(Collected data)
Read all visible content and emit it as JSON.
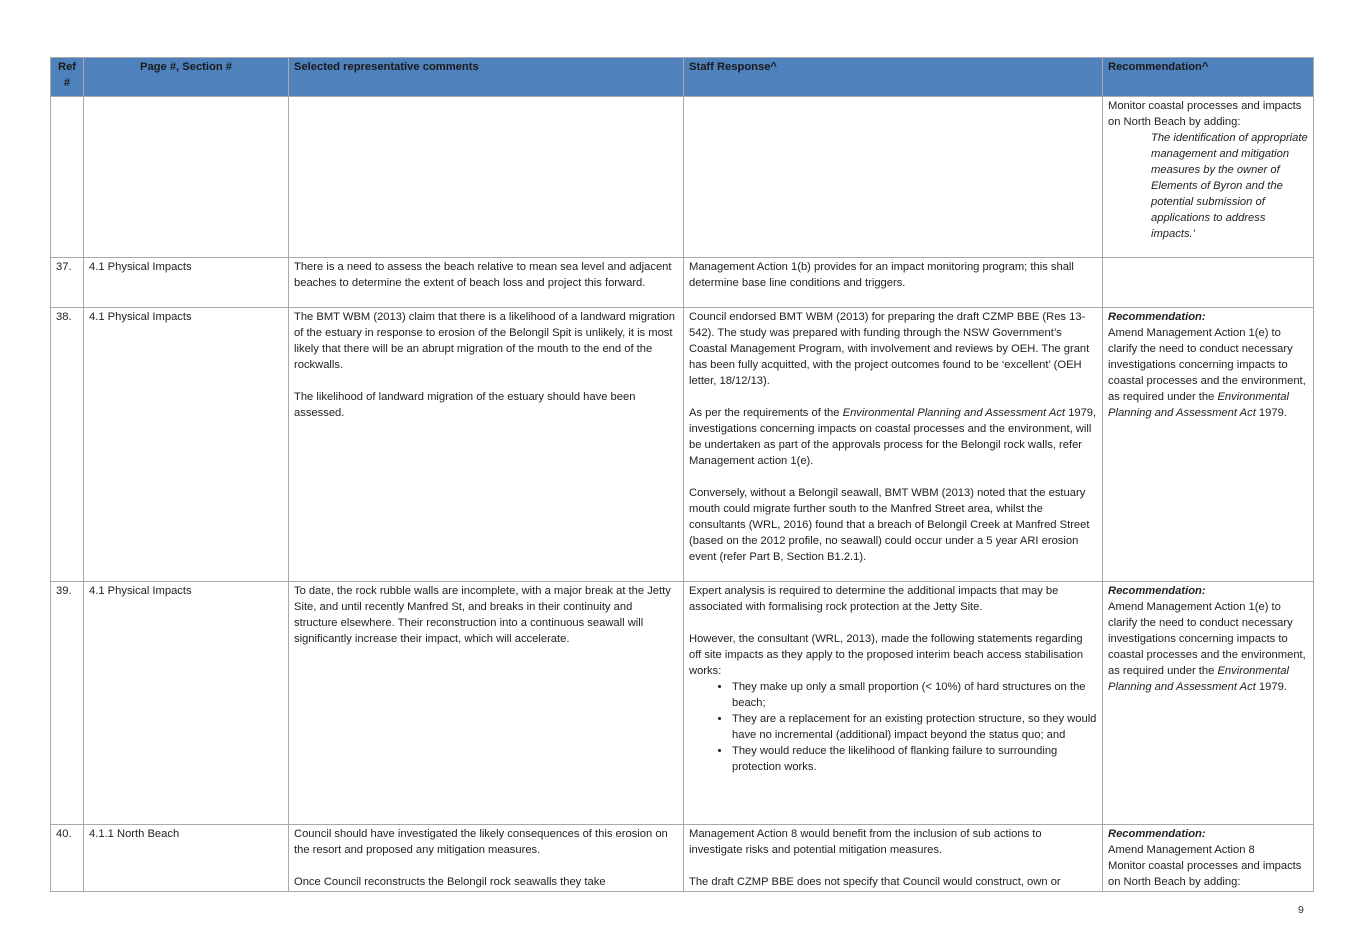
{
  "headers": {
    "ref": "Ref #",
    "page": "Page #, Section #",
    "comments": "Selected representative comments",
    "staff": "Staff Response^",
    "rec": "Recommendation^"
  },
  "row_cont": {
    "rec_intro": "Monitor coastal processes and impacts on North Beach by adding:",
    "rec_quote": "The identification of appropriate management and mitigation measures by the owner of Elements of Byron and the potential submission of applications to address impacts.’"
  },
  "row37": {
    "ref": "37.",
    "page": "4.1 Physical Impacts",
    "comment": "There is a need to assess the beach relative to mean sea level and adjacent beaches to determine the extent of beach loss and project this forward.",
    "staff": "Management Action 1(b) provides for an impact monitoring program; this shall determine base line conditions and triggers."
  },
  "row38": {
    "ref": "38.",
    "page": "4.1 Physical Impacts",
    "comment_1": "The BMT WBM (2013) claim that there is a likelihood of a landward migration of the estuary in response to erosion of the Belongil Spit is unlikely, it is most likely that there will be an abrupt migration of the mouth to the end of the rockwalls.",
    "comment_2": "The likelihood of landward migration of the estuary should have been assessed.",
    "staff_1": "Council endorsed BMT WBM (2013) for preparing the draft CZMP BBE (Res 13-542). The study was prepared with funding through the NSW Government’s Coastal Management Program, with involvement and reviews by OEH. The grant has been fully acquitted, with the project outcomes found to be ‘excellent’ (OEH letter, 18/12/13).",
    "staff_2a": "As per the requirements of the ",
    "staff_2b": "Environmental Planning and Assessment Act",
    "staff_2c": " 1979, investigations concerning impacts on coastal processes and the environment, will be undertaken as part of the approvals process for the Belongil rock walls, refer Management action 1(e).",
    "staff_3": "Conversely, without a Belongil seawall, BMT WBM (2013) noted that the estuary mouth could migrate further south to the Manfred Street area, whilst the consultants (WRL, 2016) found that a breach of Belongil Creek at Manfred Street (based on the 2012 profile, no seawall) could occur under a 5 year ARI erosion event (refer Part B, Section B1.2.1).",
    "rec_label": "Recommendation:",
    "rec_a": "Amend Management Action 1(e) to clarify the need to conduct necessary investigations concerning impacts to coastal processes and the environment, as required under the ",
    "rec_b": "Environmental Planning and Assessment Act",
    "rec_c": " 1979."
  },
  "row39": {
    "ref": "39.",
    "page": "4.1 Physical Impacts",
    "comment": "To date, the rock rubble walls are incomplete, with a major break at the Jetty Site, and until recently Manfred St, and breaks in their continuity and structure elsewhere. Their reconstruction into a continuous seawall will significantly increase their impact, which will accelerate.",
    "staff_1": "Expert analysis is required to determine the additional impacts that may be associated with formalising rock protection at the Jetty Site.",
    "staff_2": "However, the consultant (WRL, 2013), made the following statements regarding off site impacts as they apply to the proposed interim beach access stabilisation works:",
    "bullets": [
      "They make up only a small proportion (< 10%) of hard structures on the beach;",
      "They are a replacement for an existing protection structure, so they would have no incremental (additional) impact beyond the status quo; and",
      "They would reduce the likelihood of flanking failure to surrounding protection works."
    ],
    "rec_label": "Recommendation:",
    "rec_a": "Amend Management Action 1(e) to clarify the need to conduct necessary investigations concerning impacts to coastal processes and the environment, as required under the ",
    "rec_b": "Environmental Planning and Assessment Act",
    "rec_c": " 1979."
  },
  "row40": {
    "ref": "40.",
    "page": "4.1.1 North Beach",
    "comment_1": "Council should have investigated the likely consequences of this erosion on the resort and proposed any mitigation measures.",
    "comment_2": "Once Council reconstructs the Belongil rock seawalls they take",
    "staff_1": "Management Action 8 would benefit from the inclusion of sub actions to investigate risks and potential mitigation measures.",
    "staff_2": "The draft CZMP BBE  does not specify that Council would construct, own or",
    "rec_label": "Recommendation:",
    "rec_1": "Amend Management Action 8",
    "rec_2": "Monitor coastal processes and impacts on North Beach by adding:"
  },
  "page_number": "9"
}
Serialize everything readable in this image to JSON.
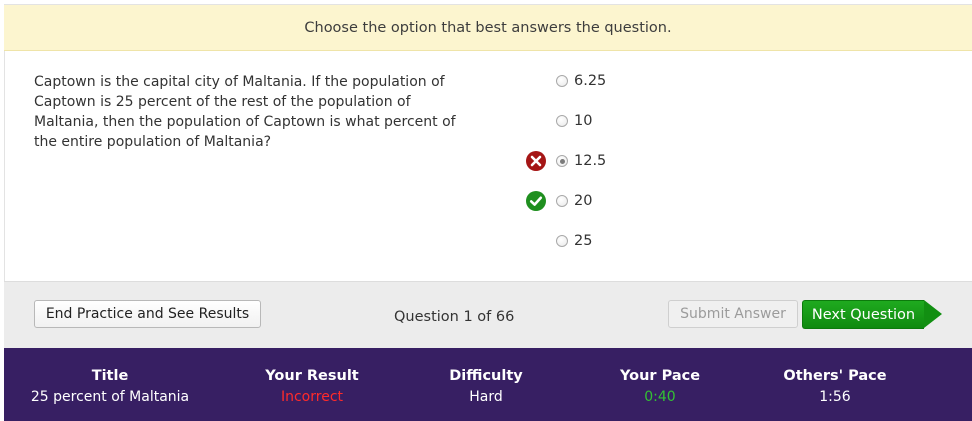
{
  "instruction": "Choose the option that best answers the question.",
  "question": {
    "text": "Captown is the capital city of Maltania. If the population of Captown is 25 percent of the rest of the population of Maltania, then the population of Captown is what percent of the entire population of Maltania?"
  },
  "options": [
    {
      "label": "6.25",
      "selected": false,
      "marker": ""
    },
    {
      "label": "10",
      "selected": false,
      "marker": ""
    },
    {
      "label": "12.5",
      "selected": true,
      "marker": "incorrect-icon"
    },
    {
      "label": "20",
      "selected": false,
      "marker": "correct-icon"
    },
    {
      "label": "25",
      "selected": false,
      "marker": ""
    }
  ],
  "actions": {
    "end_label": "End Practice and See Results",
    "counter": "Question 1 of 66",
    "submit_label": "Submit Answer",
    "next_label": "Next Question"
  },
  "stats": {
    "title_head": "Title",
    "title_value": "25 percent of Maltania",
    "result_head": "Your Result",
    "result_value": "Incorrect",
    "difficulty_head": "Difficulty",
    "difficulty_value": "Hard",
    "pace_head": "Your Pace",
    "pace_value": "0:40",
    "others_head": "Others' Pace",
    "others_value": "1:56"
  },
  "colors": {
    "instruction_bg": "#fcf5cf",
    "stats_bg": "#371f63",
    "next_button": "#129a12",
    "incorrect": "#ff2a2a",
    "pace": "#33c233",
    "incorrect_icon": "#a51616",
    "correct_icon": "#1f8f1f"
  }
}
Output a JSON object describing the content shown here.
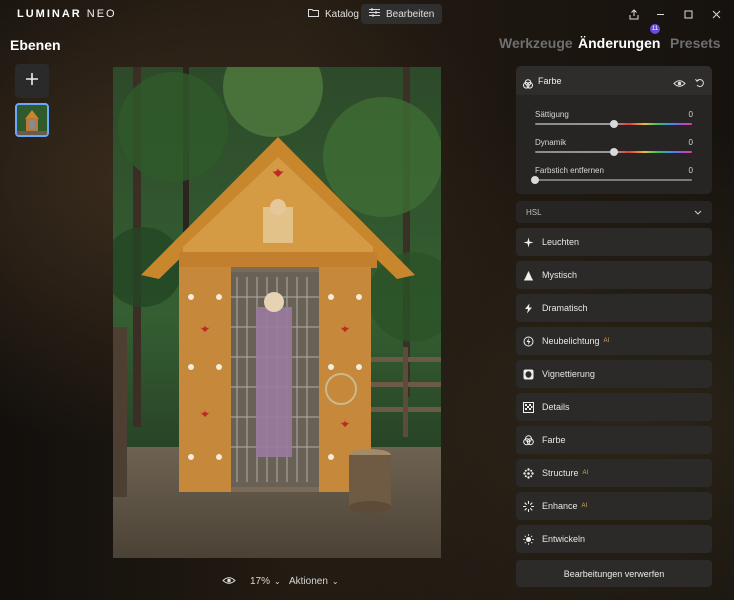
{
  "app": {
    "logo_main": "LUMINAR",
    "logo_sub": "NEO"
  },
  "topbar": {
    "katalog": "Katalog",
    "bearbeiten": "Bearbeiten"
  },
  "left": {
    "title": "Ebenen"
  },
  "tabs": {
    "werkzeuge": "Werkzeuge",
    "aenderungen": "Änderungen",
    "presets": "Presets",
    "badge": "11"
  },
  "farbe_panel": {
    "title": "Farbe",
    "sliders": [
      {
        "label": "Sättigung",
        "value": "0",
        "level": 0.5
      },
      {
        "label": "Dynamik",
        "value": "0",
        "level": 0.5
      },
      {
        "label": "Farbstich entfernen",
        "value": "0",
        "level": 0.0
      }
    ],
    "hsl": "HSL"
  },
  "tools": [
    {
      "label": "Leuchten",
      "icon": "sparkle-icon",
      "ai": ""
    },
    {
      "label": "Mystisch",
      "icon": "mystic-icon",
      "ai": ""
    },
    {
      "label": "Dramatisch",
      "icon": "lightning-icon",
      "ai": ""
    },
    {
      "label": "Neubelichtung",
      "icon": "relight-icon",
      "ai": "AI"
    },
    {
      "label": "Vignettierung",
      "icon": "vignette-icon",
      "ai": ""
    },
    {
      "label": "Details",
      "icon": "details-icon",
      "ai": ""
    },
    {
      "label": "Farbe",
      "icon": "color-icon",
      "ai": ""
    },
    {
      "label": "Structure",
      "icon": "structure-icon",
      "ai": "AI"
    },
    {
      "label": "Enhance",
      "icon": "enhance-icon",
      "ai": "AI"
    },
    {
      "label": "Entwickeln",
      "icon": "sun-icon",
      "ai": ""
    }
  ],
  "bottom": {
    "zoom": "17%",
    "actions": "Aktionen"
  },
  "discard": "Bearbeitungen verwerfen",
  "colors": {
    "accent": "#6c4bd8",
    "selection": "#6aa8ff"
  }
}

## YOUR GOAL
Quote the data exactly, leaving every image out of the copy.

## ANSWER TO THE PROBLEM
Read all visible content and emit it as JSON.
{
  "headers": {
    "ref": "Ref #",
    "page": "Page #, Section #",
    "comments": "Selected representative comments",
    "staff": "Staff Response^",
    "rec": "Recommendation^"
  },
  "row_cont": {
    "rec_intro": "Monitor coastal processes and impacts on North Beach by adding:",
    "rec_quote": "The identification of appropriate management and mitigation measures by the owner of Elements of Byron and the potential submission of applications to address impacts.’"
  },
  "row37": {
    "ref": "37.",
    "page": "4.1 Physical Impacts",
    "comment": "There is a need to assess the beach relative to mean sea level and adjacent beaches to determine the extent of beach loss and project this forward.",
    "staff": "Management Action 1(b) provides for an impact monitoring program; this shall determine base line conditions and triggers."
  },
  "row38": {
    "ref": "38.",
    "page": "4.1 Physical Impacts",
    "comment_1": "The BMT WBM (2013) claim that there is a likelihood of a landward migration of the estuary in response to erosion of the Belongil Spit is unlikely, it is most likely that there will be an abrupt migration of the mouth to the end of the rockwalls.",
    "comment_2": "The likelihood of landward migration of the estuary should have been assessed.",
    "staff_1": "Council endorsed BMT WBM (2013) for preparing the draft CZMP BBE (Res 13-542). The study was prepared with funding through the NSW Government’s Coastal Management Program, with involvement and reviews by OEH. The grant has been fully acquitted, with the project outcomes found to be ‘excellent’ (OEH letter, 18/12/13).",
    "staff_2a": "As per the requirements of the ",
    "staff_2b": "Environmental Planning and Assessment Act",
    "staff_2c": " 1979, investigations concerning impacts on coastal processes and the environment, will be undertaken as part of the approvals process for the Belongil rock walls, refer Management action 1(e).",
    "staff_3": "Conversely, without a Belongil seawall, BMT WBM (2013) noted that the estuary mouth could migrate further south to the Manfred Street area, whilst the consultants (WRL, 2016) found that a breach of Belongil Creek at Manfred Street (based on the 2012 profile, no seawall) could occur under a 5 year ARI erosion event (refer Part B, Section B1.2.1).",
    "rec_label": "Recommendation:",
    "rec_a": "Amend Management Action 1(e) to clarify the need to conduct necessary investigations concerning impacts to coastal processes and the environment, as required under the ",
    "rec_b": "Environmental Planning and Assessment Act",
    "rec_c": " 1979."
  },
  "row39": {
    "ref": "39.",
    "page": "4.1 Physical Impacts",
    "comment": "To date, the rock rubble walls are incomplete, with a major break at the Jetty Site, and until recently Manfred St, and breaks in their continuity and structure elsewhere. Their reconstruction into a continuous seawall will significantly increase their impact, which will accelerate.",
    "staff_1": "Expert analysis is required to determine the additional impacts that may be associated with formalising rock protection at the Jetty Site.",
    "staff_2": "However, the consultant (WRL, 2013), made the following statements regarding off site impacts as they apply to the proposed interim beach access stabilisation works:",
    "bullets": [
      "They make up only a small proportion (< 10%) of hard structures on the beach;",
      "They are a replacement for an existing protection structure, so they would have no incremental (additional) impact beyond the status quo; and",
      "They would reduce the likelihood of flanking failure to surrounding protection works."
    ],
    "rec_label": "Recommendation:",
    "rec_a": "Amend Management Action 1(e) to clarify the need to conduct necessary investigations concerning impacts to coastal processes and the environment, as required under the ",
    "rec_b": "Environmental Planning and Assessment Act",
    "rec_c": " 1979."
  },
  "row40": {
    "ref": "40.",
    "page": "4.1.1 North Beach",
    "comment_1": "Council should have investigated the likely consequences of this erosion on the resort and proposed any mitigation measures.",
    "comment_2": "Once Council reconstructs the Belongil rock seawalls they take",
    "staff_1": "Management Action 8 would benefit from the inclusion of sub actions to investigate risks and potential mitigation measures.",
    "staff_2": "The draft CZMP BBE  does not specify that Council would construct, own or",
    "rec_label": "Recommendation:",
    "rec_1": "Amend Management Action 8",
    "rec_2": "Monitor coastal processes and impacts on North Beach by adding:"
  },
  "page_number": "9"
}
Serialize everything readable in this image to JSON.
{
  "instruction": "Choose the option that best answers the question.",
  "question": {
    "text": "Captown is the capital city of Maltania. If the population of Captown is 25 percent of the rest of the population of Maltania, then the population of Captown is what percent of the entire population of Maltania?"
  },
  "options": [
    {
      "label": "6.25",
      "selected": false,
      "marker": ""
    },
    {
      "label": "10",
      "selected": false,
      "marker": ""
    },
    {
      "label": "12.5",
      "selected": true,
      "marker": "incorrect-icon"
    },
    {
      "label": "20",
      "selected": false,
      "marker": "correct-icon"
    },
    {
      "label": "25",
      "selected": false,
      "marker": ""
    }
  ],
  "actions": {
    "end_label": "End Practice and See Results",
    "counter": "Question 1 of 66",
    "submit_label": "Submit Answer",
    "next_label": "Next Question"
  },
  "stats": {
    "title_head": "Title",
    "title_value": "25 percent of Maltania",
    "result_head": "Your Result",
    "result_value": "Incorrect",
    "difficulty_head": "Difficulty",
    "difficulty_value": "Hard",
    "pace_head": "Your Pace",
    "pace_value": "0:40",
    "others_head": "Others' Pace",
    "others_value": "1:56"
  },
  "colors": {
    "instruction_bg": "#fcf5cf",
    "stats_bg": "#371f63",
    "next_button": "#129a12",
    "incorrect": "#ff2a2a",
    "pace": "#33c233",
    "incorrect_icon": "#a51616",
    "correct_icon": "#1f8f1f"
  }
}
Output a JSON object describing the content shown here.
{
  "app": {
    "logo_main": "LUMINAR",
    "logo_sub": "NEO"
  },
  "topbar": {
    "katalog": "Katalog",
    "bearbeiten": "Bearbeiten"
  },
  "left": {
    "title": "Ebenen"
  },
  "tabs": {
    "werkzeuge": "Werkzeuge",
    "aenderungen": "Änderungen",
    "presets": "Presets",
    "badge": "11"
  },
  "farbe_panel": {
    "title": "Farbe",
    "sliders": [
      {
        "label": "Sättigung",
        "value": "0",
        "level": 0.5
      },
      {
        "label": "Dynamik",
        "value": "0",
        "level": 0.5
      },
      {
        "label": "Farbstich entfernen",
        "value": "0",
        "level": 0.0
      }
    ],
    "hsl": "HSL"
  },
  "tools": [
    {
      "label": "Leuchten",
      "icon": "sparkle-icon",
      "ai": ""
    },
    {
      "label": "Mystisch",
      "icon": "mystic-icon",
      "ai": ""
    },
    {
      "label": "Dramatisch",
      "icon": "lightning-icon",
      "ai": ""
    },
    {
      "label": "Neubelichtung",
      "icon": "relight-icon",
      "ai": "AI"
    },
    {
      "label": "Vignettierung",
      "icon": "vignette-icon",
      "ai": ""
    },
    {
      "label": "Details",
      "icon": "details-icon",
      "ai": ""
    },
    {
      "label": "Farbe",
      "icon": "color-icon",
      "ai": ""
    },
    {
      "label": "Structure",
      "icon": "structure-icon",
      "ai": "AI"
    },
    {
      "label": "Enhance",
      "icon": "enhance-icon",
      "ai": "AI"
    },
    {
      "label": "Entwickeln",
      "icon": "sun-icon",
      "ai": ""
    }
  ],
  "bottom": {
    "zoom": "17%",
    "actions": "Aktionen"
  },
  "discard": "Bearbeitungen verwerfen",
  "colors": {
    "accent": "#6c4bd8",
    "selection": "#6aa8ff"
  }
}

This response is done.